[START Task input]

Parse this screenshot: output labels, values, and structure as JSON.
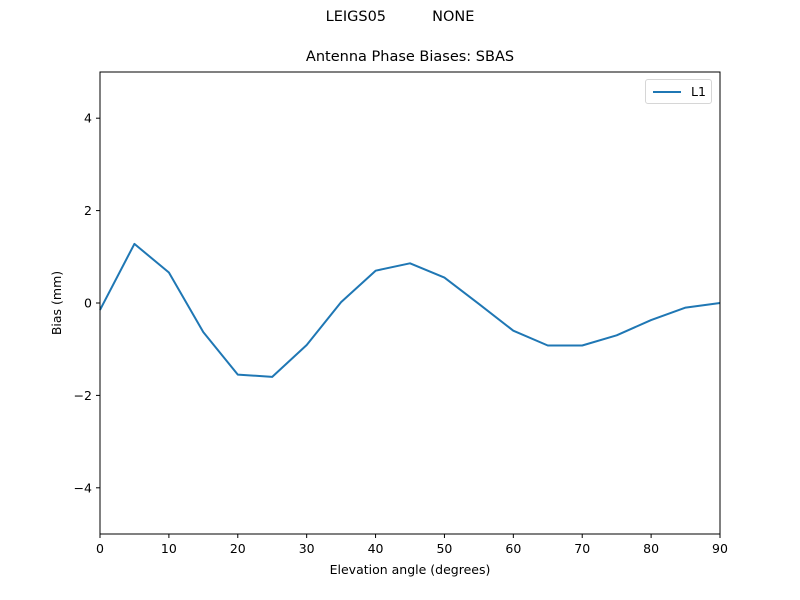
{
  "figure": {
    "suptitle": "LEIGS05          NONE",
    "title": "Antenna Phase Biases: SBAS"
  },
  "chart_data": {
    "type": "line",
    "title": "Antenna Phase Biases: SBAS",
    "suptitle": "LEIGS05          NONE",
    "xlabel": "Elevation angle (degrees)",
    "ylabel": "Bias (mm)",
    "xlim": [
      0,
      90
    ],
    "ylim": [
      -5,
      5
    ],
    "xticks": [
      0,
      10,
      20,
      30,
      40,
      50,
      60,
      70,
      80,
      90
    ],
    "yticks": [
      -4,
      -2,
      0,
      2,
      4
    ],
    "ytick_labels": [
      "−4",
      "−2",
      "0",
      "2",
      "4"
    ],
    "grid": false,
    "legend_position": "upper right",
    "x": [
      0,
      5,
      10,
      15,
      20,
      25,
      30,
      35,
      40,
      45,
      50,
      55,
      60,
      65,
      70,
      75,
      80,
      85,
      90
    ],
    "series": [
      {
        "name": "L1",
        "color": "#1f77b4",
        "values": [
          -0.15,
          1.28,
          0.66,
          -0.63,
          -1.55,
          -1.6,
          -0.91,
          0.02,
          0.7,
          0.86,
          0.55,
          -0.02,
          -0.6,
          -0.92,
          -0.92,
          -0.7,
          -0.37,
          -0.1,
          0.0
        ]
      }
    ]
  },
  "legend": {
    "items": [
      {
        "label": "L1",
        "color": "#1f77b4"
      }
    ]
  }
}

[END Task input]

Aim
Return only those lines of the records that contain the string "SBAS".

Task response
    "title": "Antenna Phase Biases: SBAS"
    "title": "Antenna Phase Biases: SBAS",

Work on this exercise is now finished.